• RECORDS PROVIDED:
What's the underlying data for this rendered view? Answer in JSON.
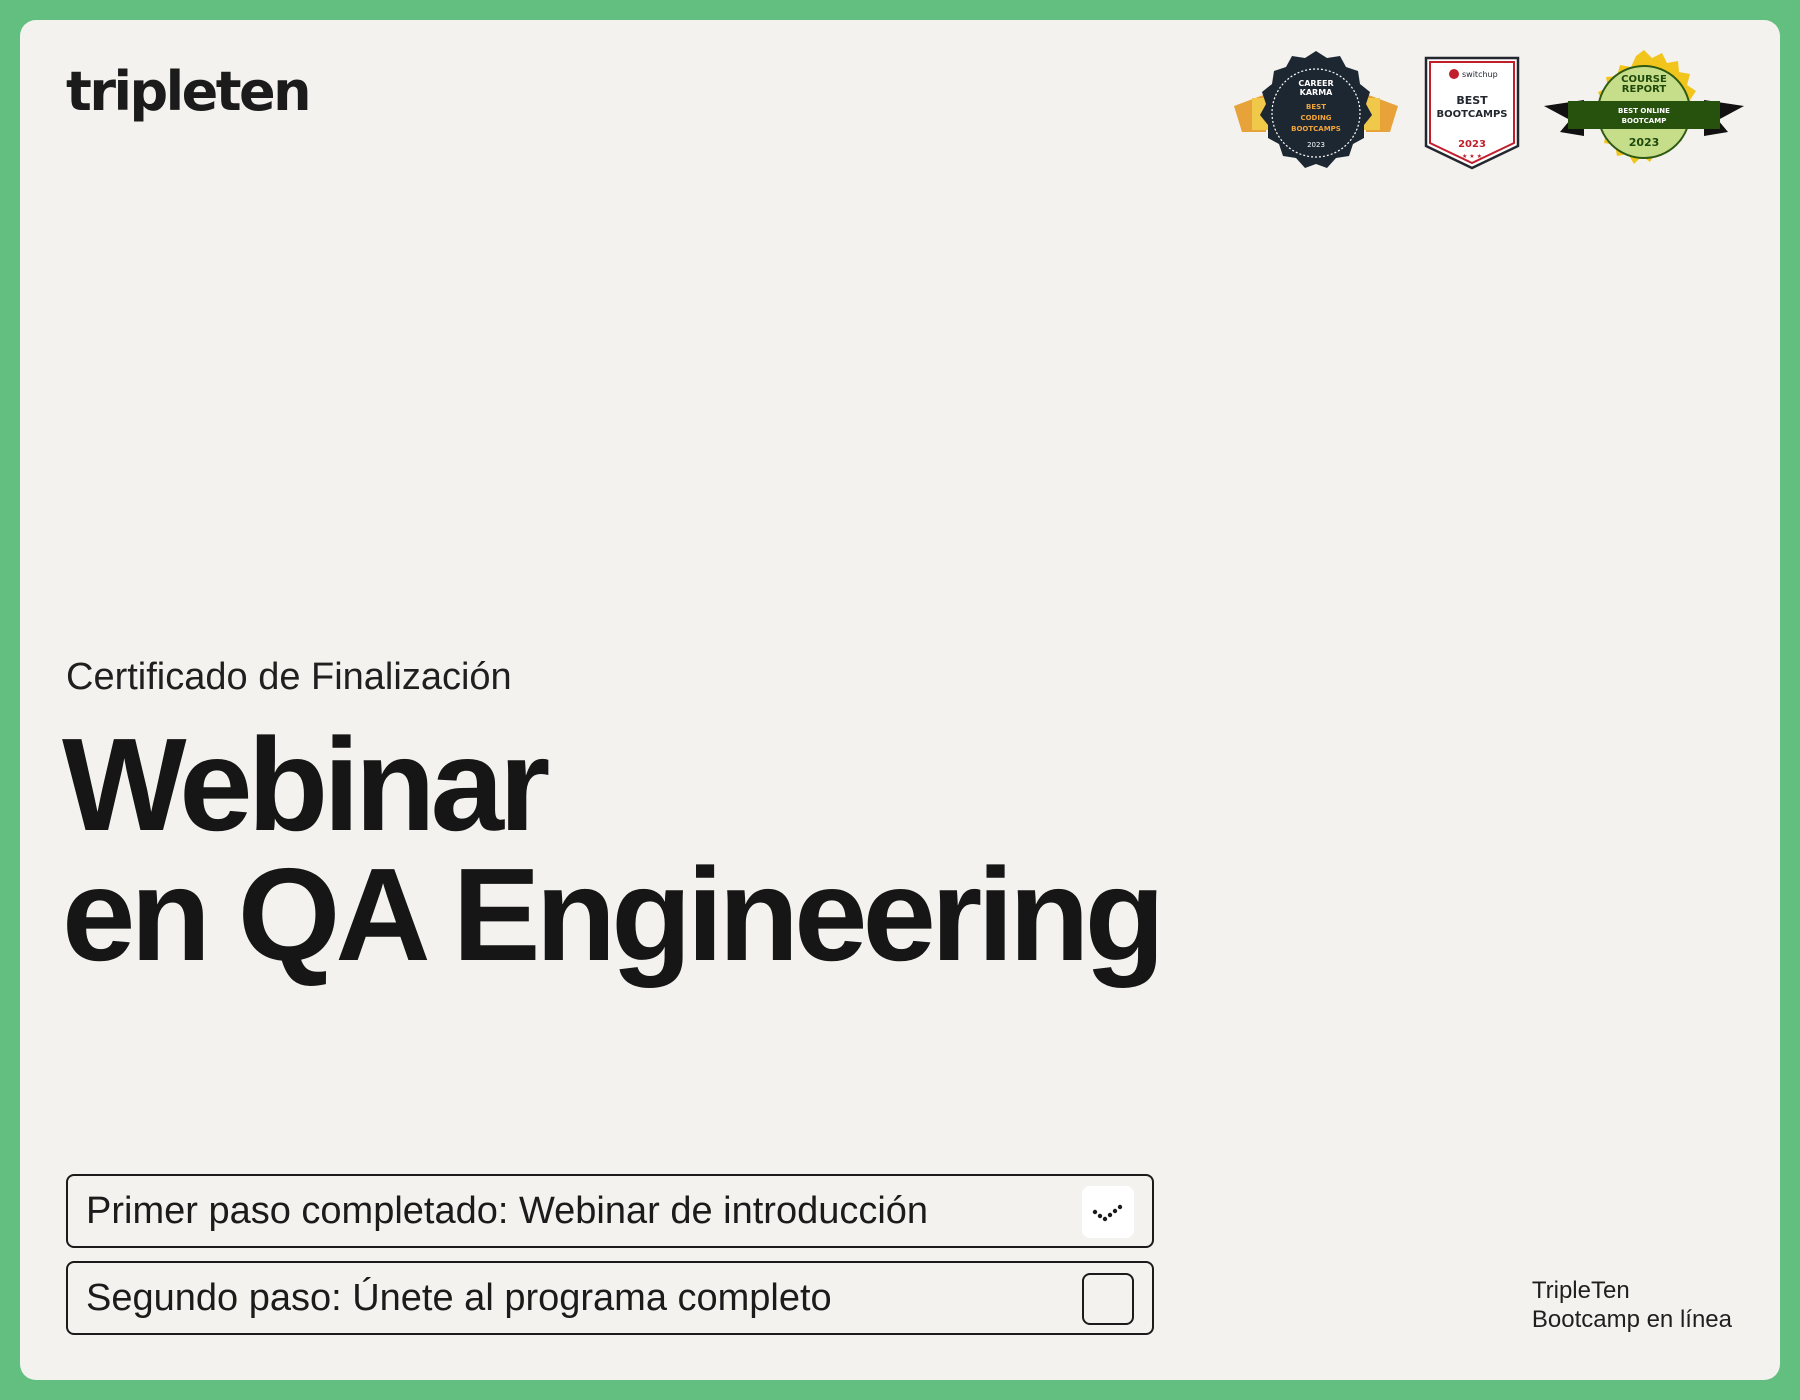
{
  "brand": {
    "logo": "tripleten"
  },
  "badges": [
    {
      "name": "career-karma-badge",
      "lines": [
        "CAREER",
        "KARMA",
        "BEST",
        "CODING",
        "BOOTCAMPS",
        "2023"
      ]
    },
    {
      "name": "switchup-badge",
      "lines": [
        "switchup",
        "BEST",
        "BOOTCAMPS",
        "2023"
      ]
    },
    {
      "name": "course-report-badge",
      "lines": [
        "COURSE",
        "REPORT",
        "BEST ONLINE",
        "BOOTCAMP",
        "2023"
      ]
    }
  ],
  "certificate": {
    "subtitle": "Certificado de Finalización",
    "title_line1": "Webinar",
    "title_line2": "en QA Engineering"
  },
  "steps": [
    {
      "label": "Primer paso completado: Webinar de introducción",
      "done": true
    },
    {
      "label": "Segundo paso: Únete al programa completo",
      "done": false
    }
  ],
  "footer": {
    "line1": "TripleTen",
    "line2": "Bootcamp en línea"
  },
  "colors": {
    "frame": "#63bf80",
    "card": "#f3f2ef",
    "text": "#1a1a1a"
  }
}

• EXERCISE: In the entries above, find each line with the string "label" and copy it.

• RESPONSE TO THE TASK:
      "label": "Primer paso completado: Webinar de introducción",
      "label": "Segundo paso: Únete al programa completo",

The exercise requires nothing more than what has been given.